JOB → Go through the lines below. Copy those with "items".

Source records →
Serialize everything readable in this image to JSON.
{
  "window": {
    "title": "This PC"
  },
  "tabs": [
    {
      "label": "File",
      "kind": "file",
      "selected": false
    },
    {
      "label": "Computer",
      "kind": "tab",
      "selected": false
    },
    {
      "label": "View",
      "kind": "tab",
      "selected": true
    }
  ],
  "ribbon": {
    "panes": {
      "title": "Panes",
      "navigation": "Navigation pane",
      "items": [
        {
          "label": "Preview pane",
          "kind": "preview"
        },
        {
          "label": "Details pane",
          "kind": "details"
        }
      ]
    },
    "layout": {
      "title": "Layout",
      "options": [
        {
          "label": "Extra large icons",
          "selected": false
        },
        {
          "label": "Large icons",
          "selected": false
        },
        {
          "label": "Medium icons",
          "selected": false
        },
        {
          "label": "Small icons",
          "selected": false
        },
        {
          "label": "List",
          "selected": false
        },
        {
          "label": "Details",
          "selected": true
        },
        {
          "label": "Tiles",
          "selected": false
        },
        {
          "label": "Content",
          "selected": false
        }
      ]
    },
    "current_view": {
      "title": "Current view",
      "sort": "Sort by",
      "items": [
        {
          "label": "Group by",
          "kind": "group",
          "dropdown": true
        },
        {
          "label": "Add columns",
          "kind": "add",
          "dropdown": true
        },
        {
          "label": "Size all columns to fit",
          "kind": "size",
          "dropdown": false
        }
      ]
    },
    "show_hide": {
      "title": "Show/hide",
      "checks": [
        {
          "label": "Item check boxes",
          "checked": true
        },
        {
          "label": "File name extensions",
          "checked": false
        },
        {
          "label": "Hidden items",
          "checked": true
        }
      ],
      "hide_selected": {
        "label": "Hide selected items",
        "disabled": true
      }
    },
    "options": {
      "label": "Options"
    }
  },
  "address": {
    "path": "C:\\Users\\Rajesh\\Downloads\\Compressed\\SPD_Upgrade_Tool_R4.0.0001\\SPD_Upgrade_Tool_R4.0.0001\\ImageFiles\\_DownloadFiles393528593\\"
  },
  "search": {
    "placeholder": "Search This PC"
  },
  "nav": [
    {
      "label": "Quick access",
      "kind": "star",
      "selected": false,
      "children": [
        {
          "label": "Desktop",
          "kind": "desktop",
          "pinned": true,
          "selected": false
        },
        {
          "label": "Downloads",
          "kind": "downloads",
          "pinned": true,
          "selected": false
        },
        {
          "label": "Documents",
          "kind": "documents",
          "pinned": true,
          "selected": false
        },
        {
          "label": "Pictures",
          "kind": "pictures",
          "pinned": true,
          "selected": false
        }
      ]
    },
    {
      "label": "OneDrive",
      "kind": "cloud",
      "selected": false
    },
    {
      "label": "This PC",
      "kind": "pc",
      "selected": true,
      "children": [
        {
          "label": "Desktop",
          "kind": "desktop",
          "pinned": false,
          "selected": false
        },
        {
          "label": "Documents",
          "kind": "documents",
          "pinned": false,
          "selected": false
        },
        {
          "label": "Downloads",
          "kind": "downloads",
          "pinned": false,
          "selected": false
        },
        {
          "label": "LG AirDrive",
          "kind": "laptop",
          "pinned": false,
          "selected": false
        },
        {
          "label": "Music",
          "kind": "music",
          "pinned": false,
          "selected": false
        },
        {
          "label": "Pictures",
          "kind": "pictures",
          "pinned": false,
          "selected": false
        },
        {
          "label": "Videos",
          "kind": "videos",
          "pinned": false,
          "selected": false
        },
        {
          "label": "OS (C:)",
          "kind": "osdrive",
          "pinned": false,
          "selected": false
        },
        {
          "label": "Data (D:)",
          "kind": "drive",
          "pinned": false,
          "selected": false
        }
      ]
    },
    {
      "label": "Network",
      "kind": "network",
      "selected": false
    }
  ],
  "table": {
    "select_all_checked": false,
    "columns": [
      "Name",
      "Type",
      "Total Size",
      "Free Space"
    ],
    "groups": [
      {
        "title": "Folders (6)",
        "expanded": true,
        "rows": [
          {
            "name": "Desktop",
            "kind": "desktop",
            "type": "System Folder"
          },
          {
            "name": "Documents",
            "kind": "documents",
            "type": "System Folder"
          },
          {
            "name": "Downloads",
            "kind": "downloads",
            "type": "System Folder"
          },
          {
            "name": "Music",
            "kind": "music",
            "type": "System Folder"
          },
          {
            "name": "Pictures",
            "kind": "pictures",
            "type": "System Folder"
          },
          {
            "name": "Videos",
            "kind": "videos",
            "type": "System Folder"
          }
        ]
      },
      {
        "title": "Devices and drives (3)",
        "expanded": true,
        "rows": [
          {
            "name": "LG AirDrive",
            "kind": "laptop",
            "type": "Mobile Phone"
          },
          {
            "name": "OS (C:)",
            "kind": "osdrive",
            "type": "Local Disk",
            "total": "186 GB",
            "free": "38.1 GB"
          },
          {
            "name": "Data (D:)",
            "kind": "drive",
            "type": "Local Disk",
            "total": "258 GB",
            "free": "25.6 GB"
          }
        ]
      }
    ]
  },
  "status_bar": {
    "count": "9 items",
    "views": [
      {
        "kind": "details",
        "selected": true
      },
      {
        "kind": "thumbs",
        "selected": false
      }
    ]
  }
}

--

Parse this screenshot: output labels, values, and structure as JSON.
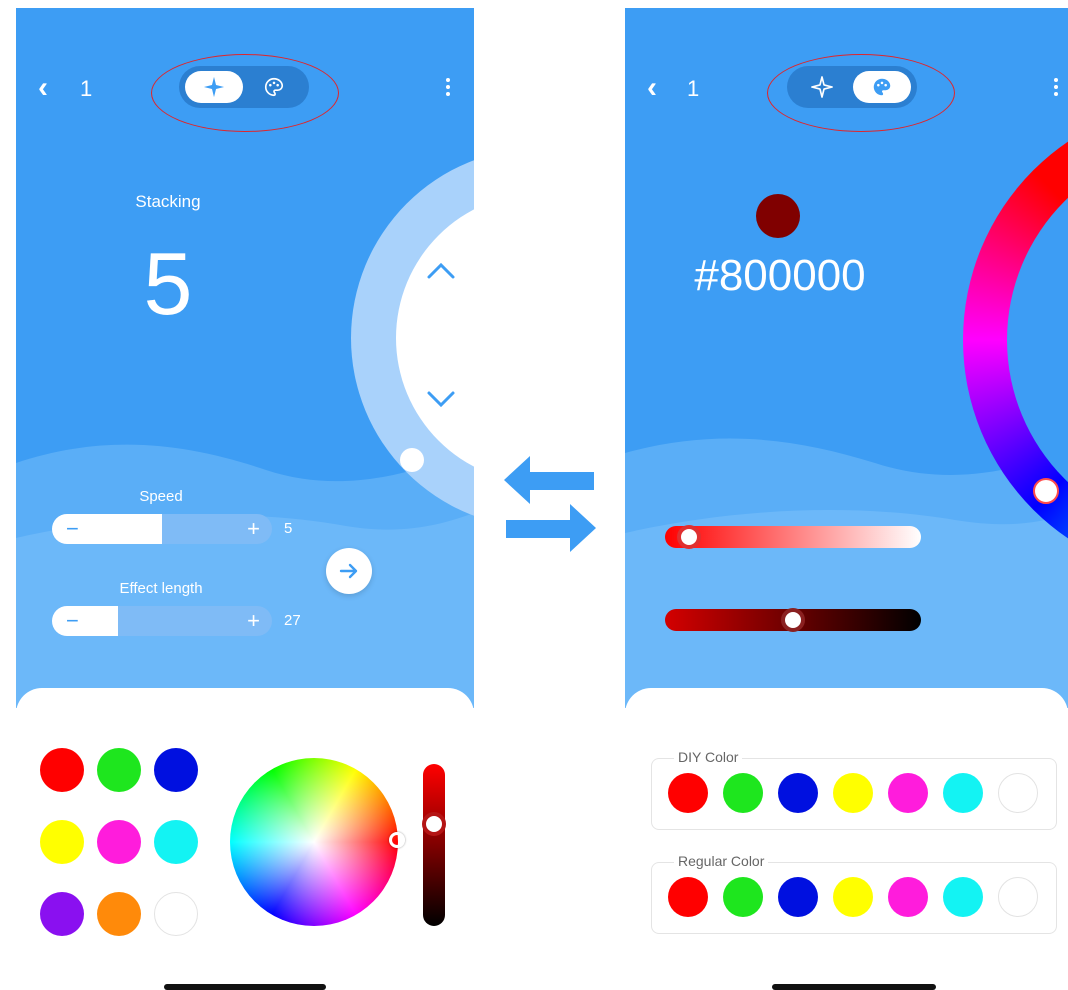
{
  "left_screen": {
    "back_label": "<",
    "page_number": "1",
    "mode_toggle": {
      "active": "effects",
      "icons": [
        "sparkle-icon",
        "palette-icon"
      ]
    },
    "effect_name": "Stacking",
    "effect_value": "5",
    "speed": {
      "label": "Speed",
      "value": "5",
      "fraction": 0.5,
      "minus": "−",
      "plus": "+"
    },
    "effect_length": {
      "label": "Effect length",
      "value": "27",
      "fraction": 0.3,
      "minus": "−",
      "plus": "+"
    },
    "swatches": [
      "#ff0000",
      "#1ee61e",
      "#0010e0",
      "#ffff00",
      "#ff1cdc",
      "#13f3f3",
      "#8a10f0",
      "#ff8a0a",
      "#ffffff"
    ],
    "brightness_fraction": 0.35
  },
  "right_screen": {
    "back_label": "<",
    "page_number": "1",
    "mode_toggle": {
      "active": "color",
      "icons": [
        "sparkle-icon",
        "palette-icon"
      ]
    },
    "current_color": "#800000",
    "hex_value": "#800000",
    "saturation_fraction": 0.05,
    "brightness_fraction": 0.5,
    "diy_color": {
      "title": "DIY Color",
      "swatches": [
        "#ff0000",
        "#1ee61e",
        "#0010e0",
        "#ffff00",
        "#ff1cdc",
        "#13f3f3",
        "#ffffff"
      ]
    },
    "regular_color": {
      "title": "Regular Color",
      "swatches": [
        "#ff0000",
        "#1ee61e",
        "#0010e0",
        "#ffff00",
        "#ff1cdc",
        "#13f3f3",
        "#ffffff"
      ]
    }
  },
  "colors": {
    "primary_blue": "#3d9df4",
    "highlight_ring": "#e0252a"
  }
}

CORRECT RESULT →
      "items": [
      "items": [
          "label": "Hidden items",
        "label": "Hide selected items",
    "count": "9 items",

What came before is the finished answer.